- **SOURCE MATERIAL**:
************
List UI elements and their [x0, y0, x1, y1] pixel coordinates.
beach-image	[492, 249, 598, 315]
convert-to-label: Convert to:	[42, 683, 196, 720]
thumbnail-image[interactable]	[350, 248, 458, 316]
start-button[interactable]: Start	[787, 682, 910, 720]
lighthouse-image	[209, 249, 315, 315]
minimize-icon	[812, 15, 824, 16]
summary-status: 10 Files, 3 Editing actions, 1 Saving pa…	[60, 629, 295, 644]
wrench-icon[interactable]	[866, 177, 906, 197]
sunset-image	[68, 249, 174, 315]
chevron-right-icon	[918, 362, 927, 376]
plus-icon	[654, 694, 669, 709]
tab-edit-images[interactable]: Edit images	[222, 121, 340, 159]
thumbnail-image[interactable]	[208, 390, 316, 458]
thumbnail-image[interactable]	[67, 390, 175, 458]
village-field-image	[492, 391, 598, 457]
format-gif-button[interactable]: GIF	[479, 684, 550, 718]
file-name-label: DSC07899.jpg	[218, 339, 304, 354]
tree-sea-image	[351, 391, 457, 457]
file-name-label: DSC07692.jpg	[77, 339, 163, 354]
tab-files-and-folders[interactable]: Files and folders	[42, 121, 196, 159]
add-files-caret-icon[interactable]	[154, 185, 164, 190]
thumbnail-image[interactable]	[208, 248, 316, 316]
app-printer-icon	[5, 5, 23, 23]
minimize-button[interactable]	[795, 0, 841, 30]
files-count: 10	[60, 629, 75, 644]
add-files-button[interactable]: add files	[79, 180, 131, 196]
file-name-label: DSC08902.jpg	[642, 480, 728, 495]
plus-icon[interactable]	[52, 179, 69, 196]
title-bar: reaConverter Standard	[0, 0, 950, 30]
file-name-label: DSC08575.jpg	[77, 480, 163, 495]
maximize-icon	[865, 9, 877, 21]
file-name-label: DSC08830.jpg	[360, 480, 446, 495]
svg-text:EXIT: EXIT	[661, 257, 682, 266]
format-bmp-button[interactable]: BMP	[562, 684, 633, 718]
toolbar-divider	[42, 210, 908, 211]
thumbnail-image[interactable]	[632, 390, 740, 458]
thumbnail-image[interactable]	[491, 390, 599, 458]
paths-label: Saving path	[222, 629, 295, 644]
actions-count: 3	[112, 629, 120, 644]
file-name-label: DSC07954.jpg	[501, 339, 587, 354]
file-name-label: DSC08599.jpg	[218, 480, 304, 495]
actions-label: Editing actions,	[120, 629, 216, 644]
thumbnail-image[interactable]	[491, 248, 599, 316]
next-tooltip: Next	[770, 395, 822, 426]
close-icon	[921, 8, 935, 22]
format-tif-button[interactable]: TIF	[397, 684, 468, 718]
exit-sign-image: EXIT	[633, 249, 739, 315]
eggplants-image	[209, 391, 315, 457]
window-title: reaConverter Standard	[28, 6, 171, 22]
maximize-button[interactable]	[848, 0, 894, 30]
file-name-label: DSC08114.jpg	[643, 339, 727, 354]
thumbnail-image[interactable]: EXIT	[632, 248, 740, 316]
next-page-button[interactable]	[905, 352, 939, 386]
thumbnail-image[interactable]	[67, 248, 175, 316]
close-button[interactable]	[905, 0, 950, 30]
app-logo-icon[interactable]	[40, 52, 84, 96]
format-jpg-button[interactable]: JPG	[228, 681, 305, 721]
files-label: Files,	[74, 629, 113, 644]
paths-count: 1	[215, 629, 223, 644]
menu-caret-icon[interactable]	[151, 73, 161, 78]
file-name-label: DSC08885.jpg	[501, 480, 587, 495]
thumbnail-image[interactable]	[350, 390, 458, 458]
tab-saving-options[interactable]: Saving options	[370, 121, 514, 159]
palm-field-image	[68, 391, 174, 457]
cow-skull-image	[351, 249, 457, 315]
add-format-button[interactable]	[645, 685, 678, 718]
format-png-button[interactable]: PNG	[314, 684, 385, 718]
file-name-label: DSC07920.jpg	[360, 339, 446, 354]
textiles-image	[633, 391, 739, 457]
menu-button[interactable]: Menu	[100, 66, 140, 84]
************
- **AIM**: Rewrite all of the lines above as a numbered list, leaving out any blank lines.

- **TASK ANSWER**:
1. List UI elements and their [x0, y0, x1, y1] pixel coordinates.
2. beach-image	[492, 249, 598, 315]
3. convert-to-label: Convert to:	[42, 683, 196, 720]
4. thumbnail-image[interactable]	[350, 248, 458, 316]
5. start-button[interactable]: Start	[787, 682, 910, 720]
6. lighthouse-image	[209, 249, 315, 315]
7. minimize-icon	[812, 15, 824, 16]
8. summary-status: 10 Files, 3 Editing actions, 1 Saving pa…	[60, 629, 295, 644]
9. wrench-icon[interactable]	[866, 177, 906, 197]
10. sunset-image	[68, 249, 174, 315]
11. chevron-right-icon	[918, 362, 927, 376]
12. plus-icon	[654, 694, 669, 709]
13. tab-edit-images[interactable]: Edit images	[222, 121, 340, 159]
14. thumbnail-image[interactable]	[208, 390, 316, 458]
15. thumbnail-image[interactable]	[67, 390, 175, 458]
16. village-field-image	[492, 391, 598, 457]
17. format-gif-button[interactable]: GIF	[479, 684, 550, 718]
18. file-name-label: DSC07899.jpg	[218, 339, 304, 354]
19. tree-sea-image	[351, 391, 457, 457]
20. file-name-label: DSC07692.jpg	[77, 339, 163, 354]
21. tab-files-and-folders[interactable]: Files and folders	[42, 121, 196, 159]
22. add-files-caret-icon[interactable]	[154, 185, 164, 190]
23. thumbnail-image[interactable]	[208, 248, 316, 316]
24. app-printer-icon	[5, 5, 23, 23]
25. minimize-button[interactable]	[795, 0, 841, 30]
26. files-count: 10	[60, 629, 75, 644]
27. add-files-button[interactable]: add files	[79, 180, 131, 196]
28. file-name-label: DSC08902.jpg	[642, 480, 728, 495]
29. plus-icon[interactable]	[52, 179, 69, 196]
30. title-bar: reaConverter Standard	[0, 0, 950, 30]
31. file-name-label: DSC08575.jpg	[77, 480, 163, 495]
32. maximize-icon	[865, 9, 877, 21]
33. file-name-label: DSC08830.jpg	[360, 480, 446, 495]
34. svg-text:EXIT: EXIT	[661, 257, 682, 266]
35. format-bmp-button[interactable]: BMP	[562, 684, 633, 718]
36. toolbar-divider	[42, 210, 908, 211]
37. thumbnail-image[interactable]	[632, 390, 740, 458]
38. thumbnail-image[interactable]	[491, 390, 599, 458]
39. paths-label: Saving path	[222, 629, 295, 644]
40. actions-count: 3	[112, 629, 120, 644]
41. file-name-label: DSC07954.jpg	[501, 339, 587, 354]
42. file-name-label: DSC08599.jpg	[218, 480, 304, 495]
43. actions-label: Editing actions,	[120, 629, 216, 644]
44. thumbnail-image[interactable]	[491, 248, 599, 316]
45. next-tooltip: Next	[770, 395, 822, 426]
46. close-icon	[921, 8, 935, 22]
47. format-tif-button[interactable]: TIF	[397, 684, 468, 718]
48. exit-sign-image: EXIT	[633, 249, 739, 315]
49. eggplants-image	[209, 391, 315, 457]
50. window-title: reaConverter Standard	[28, 6, 171, 22]
51. maximize-button[interactable]	[848, 0, 894, 30]
52. file-name-label: DSC08114.jpg	[643, 339, 727, 354]
53. thumbnail-image[interactable]: EXIT	[632, 248, 740, 316]
54. next-page-button[interactable]	[905, 352, 939, 386]
55. thumbnail-image[interactable]	[67, 248, 175, 316]
56. close-button[interactable]	[905, 0, 950, 30]
57. app-logo-icon[interactable]	[40, 52, 84, 96]
58. format-jpg-button[interactable]: JPG	[228, 681, 305, 721]
59. files-label: Files,	[74, 629, 113, 644]
60. paths-count: 1	[215, 629, 223, 644]
61. menu-caret-icon[interactable]	[151, 73, 161, 78]
62. file-name-label: DSC08885.jpg	[501, 480, 587, 495]
63. thumbnail-image[interactable]	[350, 390, 458, 458]
64. tab-saving-options[interactable]: Saving options	[370, 121, 514, 159]
65. palm-field-image	[68, 391, 174, 457]
66. cow-skull-image	[351, 249, 457, 315]
67. add-format-button[interactable]	[645, 685, 678, 718]
68. format-png-button[interactable]: PNG	[314, 684, 385, 718]
69. file-name-label: DSC07920.jpg	[360, 339, 446, 354]
70. textiles-image	[633, 391, 739, 457]
71. menu-button[interactable]: Menu	[100, 66, 140, 84]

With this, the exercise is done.